WRITTEN EXERCISE: Can you find the lines of the listing that include "text" and copy every one?

Data extracted from a collection:

--- START ---

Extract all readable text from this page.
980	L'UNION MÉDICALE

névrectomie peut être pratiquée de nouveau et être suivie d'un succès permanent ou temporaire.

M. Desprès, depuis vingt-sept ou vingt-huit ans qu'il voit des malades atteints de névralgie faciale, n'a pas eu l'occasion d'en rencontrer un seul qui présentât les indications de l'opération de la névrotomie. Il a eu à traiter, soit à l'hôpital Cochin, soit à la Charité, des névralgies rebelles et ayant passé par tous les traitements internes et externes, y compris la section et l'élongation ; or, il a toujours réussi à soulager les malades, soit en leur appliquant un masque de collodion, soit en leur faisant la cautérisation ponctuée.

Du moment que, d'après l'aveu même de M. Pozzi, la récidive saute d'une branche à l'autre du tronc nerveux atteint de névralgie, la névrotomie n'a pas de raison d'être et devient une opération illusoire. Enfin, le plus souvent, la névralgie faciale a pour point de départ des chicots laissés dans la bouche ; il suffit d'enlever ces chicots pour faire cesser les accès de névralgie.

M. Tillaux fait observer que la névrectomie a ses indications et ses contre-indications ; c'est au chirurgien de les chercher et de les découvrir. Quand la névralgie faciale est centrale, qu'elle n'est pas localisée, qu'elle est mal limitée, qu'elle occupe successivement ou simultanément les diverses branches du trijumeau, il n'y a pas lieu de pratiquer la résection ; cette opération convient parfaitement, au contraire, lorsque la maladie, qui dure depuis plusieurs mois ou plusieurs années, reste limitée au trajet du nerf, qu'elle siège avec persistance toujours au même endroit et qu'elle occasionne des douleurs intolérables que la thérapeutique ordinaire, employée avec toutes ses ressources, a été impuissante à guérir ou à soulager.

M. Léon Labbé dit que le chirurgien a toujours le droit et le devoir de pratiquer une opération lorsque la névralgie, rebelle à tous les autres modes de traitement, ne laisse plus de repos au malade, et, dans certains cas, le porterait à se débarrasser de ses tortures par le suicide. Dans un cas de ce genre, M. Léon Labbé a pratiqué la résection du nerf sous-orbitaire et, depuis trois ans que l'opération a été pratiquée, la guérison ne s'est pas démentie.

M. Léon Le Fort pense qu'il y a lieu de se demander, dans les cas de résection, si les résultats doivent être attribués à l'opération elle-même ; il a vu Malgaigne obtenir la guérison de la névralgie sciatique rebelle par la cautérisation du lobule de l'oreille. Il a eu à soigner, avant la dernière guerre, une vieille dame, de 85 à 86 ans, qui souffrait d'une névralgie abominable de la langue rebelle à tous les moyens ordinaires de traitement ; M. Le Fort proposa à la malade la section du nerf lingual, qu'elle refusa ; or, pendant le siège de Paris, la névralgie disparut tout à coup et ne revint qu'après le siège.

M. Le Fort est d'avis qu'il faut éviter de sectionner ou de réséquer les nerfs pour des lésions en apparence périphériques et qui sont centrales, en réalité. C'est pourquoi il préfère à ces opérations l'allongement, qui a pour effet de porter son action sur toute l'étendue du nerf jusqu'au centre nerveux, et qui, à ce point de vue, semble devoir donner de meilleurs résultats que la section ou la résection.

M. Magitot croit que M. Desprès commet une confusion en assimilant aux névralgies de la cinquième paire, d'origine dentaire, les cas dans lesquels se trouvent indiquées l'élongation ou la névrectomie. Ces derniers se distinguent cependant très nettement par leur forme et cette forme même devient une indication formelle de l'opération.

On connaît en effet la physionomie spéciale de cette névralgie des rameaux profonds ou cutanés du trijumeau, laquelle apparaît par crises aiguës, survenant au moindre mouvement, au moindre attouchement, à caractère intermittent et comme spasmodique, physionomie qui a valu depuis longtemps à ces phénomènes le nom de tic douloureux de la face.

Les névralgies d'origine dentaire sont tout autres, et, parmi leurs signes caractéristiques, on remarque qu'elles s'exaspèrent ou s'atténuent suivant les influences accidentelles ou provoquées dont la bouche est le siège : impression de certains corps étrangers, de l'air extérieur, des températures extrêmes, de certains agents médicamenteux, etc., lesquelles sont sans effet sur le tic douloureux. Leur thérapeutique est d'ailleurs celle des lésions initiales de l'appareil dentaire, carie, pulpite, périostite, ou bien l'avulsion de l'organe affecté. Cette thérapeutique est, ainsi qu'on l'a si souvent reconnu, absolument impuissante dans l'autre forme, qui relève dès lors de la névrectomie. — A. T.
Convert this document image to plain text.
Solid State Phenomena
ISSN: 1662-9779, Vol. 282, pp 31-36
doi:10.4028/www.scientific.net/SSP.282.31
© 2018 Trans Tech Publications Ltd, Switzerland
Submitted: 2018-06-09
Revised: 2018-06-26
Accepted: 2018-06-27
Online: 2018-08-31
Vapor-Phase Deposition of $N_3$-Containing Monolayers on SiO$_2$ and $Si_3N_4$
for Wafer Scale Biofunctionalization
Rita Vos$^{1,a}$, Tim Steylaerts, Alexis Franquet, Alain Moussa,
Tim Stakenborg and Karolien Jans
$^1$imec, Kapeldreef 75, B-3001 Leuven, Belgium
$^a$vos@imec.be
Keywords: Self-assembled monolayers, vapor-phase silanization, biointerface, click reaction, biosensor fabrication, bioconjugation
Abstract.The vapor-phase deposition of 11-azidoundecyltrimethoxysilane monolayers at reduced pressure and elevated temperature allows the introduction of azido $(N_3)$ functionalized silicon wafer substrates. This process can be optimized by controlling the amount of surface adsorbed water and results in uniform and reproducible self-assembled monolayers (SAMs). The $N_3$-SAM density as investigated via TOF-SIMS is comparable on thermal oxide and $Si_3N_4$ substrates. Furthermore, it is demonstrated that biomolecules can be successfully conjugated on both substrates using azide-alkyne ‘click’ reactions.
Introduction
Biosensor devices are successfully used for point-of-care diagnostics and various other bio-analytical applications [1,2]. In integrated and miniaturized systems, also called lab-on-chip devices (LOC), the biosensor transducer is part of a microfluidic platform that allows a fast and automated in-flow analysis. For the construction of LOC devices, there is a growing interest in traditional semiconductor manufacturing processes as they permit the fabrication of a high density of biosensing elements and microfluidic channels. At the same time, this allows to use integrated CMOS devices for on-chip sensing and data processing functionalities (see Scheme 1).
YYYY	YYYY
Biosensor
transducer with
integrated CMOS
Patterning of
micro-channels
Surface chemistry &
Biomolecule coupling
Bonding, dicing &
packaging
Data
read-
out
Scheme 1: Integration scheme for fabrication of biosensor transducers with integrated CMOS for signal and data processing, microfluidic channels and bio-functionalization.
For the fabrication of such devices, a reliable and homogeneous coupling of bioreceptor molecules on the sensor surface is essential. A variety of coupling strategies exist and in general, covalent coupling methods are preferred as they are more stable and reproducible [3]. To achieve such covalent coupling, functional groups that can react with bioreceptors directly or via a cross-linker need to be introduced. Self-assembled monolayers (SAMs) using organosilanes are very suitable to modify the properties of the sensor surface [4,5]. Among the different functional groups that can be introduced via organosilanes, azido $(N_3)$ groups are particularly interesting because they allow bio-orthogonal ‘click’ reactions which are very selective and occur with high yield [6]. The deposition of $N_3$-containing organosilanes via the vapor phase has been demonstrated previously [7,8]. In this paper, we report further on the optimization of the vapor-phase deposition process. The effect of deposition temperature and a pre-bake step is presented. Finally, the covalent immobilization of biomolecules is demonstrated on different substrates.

--- END ---

CORRECT ANSWER:
Extract all readable text from this page.
Convert this document image to plain text.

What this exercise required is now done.